What you will do:
1 > Decide whether each statement agrees with the post on ethnicity reporting. Answer yes or no for each, and quote the words from the post that settle it. (a) The information in the post came from a school. (b) A learner who identifies as both Pasifika and Mâori is recorded as Pasifika. (c) Three families placed Maori third.
2 > According to the post on ethnicity reporting, where is each student's prioritised ethnicity stored?
3 > Copy out the part of the post on ethnicity reporting that opens with the words containing "It said it had" and closes with "categorised as Maori.", replacing "consultation" with "discussion".

Reporting on ethnicity: new ministry requirements – the ministry must be a festering swamp

 

I am sending out this little morsel just to bring it out in the open for discussion. The information was provided by a school.

 

Schools were recently sent the requirements for reporting national standards.

 

No allowance for privacy, it seems, in the 1 March School Charter update, but it was another issue the school wanted to highlight.

 

There is a clause that says:

 

Determining and reporting ethnicity

 

‘Ethnicity should be reported in the same way that it is in your school roll returns.  This reporting uses prioritised ethnicity where learners who report themselves in one or more ethnicity are assigned to one ethnic group.  This means that if a leaner identifies themselves as Mâori in any of the ethnic groups, then they are recorded as Mâori.  If any of the ethnic groups the learner identifies with is Pasifika, and they haven’t also identified themselves as Mâori, then they are recorded as Pasifika.  The prioritised ethnicity of each student is stored within your Student Management System.’

 

That is, whenever Maori is placed in a sequence, even if placed third, that categorisation overrides all others.

.

The school communicating with me said they had grave concerns about this, believing that parents have the right to determine how their child should be classified.

 

It said it had a number of families who have chosen to classify their children as NZ European or Pasifika first and Maori second, and two have placed Maori third. Under this requirement, the choice in all these cases, without consultation, or the right to challenge, has been taken from the families: the child is categorised as Maori.

 

Maori trumps Pasifika and, of course, NZ European, no matter what!

Collected material:
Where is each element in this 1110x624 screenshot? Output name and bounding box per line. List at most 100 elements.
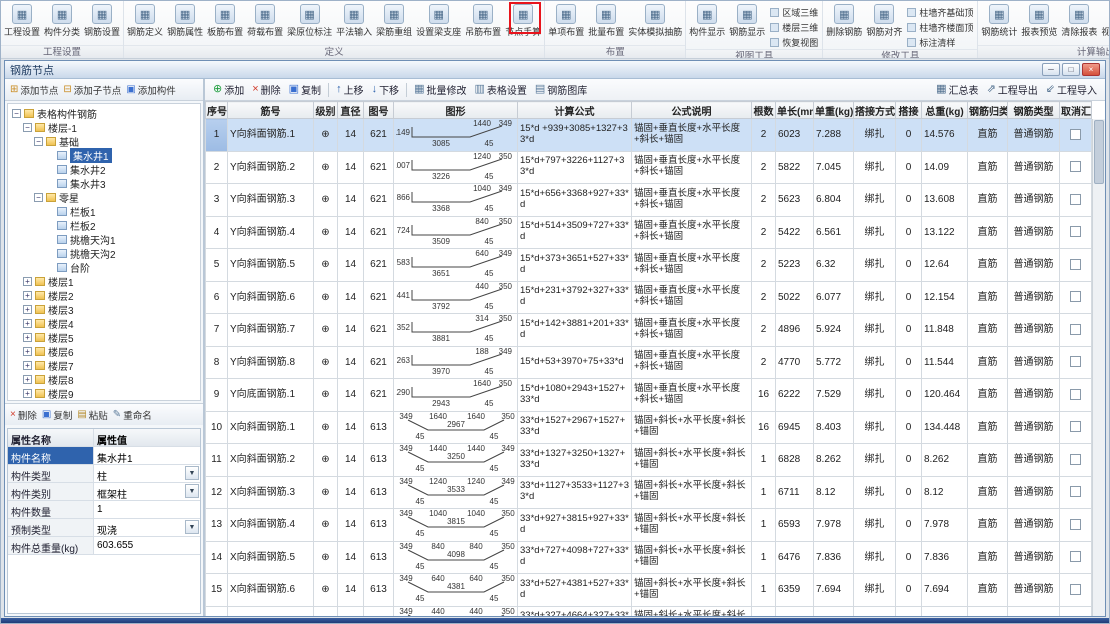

Answers for the tasks:
1 >
(a) Yes: "The information was provided by a school."
(b) No: "If any of the ethnic groups the learner identifies with is Pasifika, and they haven’t also identified themselves as Mâori, then they are recorded as Pasifika."
(c) No: "two have placed Maori third."

2 > In the school's Student Management System.

3 >
It said it had a number of families who have chosen to classify their children as NZ European or Pasifika first and Maori second, and two have placed Maori third. Under this requirement, the choice in all these cases, without discussion, or the right to challenge, has been taken from the families: the child is categorised as Maori.